### WHAT TO DO
State how many lines in the records hold the word "into", giving the number and no other text.

[Data entries for graphics]
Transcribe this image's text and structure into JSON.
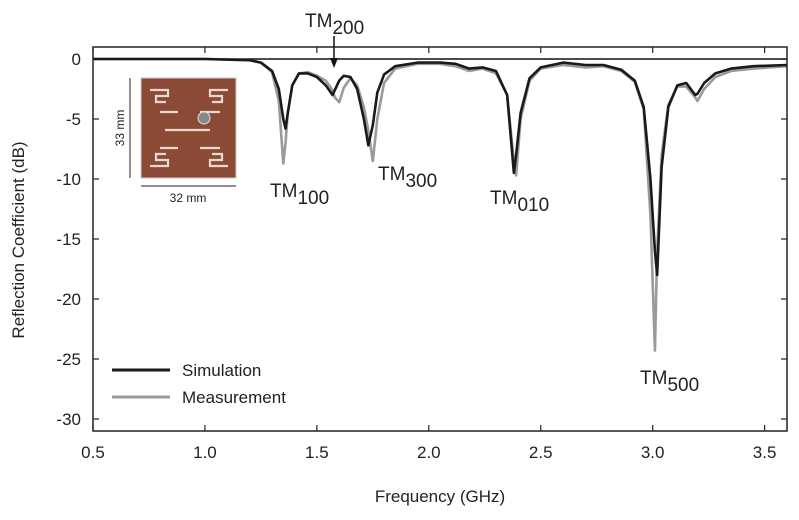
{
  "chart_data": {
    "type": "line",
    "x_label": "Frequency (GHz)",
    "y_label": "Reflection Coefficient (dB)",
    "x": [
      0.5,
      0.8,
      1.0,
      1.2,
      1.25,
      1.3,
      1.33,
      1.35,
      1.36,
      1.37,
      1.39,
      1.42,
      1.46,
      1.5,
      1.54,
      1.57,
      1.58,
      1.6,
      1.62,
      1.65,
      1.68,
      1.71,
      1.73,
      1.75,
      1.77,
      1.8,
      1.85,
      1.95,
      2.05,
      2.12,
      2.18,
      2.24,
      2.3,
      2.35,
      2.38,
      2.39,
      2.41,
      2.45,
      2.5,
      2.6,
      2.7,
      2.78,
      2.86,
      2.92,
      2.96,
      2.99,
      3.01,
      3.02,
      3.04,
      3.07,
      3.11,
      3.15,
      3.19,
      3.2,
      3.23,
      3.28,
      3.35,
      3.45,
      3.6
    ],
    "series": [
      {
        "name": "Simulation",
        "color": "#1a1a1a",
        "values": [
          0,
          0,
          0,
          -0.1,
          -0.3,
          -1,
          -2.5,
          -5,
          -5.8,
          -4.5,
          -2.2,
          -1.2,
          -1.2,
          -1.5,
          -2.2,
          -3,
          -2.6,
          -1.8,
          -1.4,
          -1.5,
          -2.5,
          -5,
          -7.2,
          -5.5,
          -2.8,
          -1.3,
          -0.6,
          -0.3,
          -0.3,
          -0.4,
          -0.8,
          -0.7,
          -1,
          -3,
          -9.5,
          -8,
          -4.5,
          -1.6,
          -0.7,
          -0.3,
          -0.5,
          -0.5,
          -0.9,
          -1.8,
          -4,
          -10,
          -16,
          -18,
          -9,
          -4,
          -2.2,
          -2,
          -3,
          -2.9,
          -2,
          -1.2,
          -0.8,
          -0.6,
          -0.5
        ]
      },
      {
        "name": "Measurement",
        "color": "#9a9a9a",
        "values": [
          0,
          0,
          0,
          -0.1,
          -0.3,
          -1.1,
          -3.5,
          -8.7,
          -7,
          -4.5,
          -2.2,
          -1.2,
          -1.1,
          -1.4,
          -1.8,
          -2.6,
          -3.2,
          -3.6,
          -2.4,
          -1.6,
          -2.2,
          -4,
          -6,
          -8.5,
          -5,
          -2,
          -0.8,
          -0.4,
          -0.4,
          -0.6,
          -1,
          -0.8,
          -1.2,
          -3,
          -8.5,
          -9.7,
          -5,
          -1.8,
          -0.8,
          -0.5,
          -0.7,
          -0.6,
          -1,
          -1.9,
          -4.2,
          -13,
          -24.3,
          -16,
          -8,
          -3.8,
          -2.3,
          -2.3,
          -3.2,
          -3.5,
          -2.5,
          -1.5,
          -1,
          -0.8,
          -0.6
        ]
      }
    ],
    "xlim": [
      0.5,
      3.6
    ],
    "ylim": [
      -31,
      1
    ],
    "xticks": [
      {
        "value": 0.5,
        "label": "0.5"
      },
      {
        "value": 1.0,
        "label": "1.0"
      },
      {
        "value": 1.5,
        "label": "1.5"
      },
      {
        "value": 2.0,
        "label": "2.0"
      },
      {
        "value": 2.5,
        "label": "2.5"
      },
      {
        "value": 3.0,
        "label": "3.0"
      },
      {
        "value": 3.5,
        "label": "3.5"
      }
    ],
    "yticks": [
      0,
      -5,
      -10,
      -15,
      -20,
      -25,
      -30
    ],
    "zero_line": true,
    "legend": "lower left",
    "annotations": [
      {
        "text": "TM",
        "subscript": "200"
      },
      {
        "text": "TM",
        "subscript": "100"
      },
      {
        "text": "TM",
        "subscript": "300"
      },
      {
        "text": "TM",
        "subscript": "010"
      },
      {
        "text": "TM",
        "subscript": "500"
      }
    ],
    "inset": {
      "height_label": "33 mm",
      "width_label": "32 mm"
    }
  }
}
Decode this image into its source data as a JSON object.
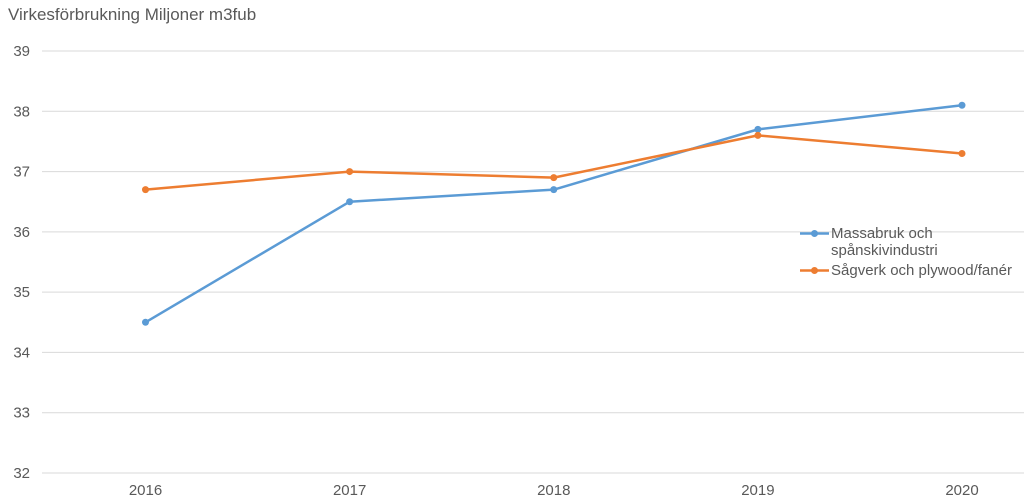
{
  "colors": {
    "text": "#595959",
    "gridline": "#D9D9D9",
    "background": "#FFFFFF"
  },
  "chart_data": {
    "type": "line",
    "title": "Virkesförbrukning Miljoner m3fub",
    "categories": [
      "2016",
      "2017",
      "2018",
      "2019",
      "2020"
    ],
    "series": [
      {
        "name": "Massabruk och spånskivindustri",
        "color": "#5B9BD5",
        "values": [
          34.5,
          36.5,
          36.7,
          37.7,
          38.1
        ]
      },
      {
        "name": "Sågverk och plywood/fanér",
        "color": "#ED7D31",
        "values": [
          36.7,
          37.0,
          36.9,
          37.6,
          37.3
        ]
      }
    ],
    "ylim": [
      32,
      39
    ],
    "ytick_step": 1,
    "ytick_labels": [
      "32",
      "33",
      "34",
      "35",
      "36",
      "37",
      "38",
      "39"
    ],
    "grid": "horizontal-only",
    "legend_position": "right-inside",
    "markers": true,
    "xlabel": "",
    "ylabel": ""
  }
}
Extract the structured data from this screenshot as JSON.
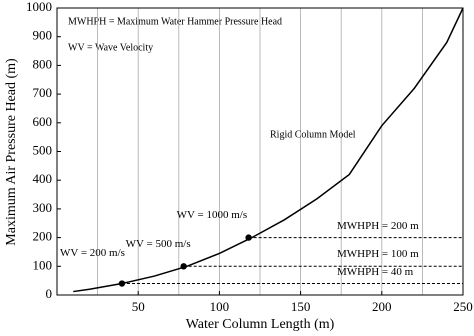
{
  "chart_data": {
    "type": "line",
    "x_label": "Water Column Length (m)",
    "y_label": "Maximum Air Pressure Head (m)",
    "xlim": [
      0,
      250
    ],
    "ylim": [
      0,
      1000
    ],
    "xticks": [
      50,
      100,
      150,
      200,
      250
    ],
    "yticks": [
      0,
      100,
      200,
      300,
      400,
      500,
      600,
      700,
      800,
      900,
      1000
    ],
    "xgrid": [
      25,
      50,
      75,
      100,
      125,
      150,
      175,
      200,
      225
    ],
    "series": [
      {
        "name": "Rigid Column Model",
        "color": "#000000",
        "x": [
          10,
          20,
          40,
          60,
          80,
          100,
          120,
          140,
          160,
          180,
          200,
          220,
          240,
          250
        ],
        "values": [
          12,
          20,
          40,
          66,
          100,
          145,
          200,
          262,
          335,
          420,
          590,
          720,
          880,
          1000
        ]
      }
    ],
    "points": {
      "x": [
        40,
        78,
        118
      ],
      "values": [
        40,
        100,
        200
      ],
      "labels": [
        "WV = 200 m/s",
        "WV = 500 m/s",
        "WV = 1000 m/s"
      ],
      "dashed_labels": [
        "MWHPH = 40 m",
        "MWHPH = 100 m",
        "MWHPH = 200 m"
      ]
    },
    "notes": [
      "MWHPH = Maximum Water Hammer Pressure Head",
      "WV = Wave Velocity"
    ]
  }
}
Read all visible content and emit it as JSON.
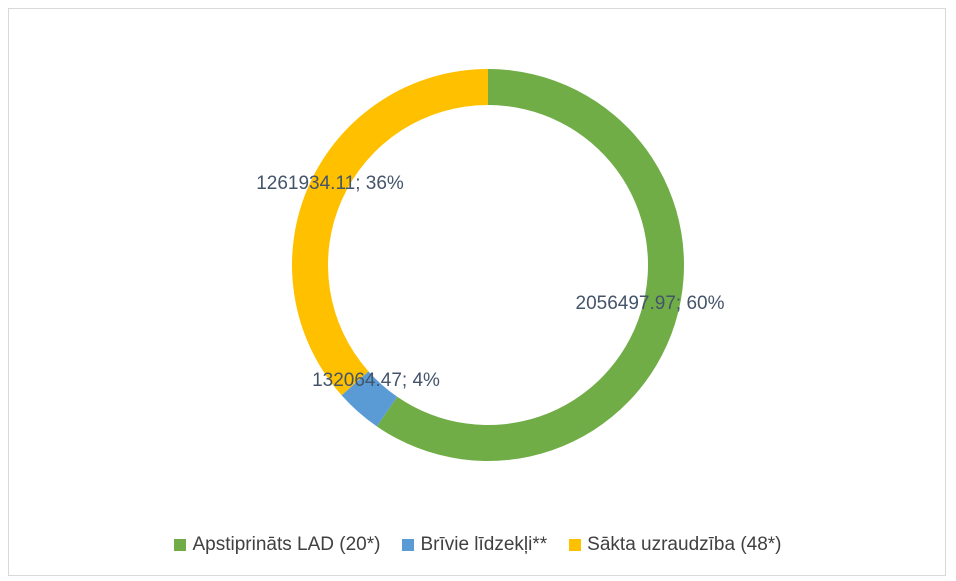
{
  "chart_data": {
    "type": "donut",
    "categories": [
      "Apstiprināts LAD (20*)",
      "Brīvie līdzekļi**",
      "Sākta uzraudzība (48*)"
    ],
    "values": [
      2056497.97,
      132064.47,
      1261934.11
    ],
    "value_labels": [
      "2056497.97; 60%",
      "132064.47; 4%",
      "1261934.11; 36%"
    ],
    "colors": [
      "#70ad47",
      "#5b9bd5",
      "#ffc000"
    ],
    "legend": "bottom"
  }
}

### FULL ANSWER
2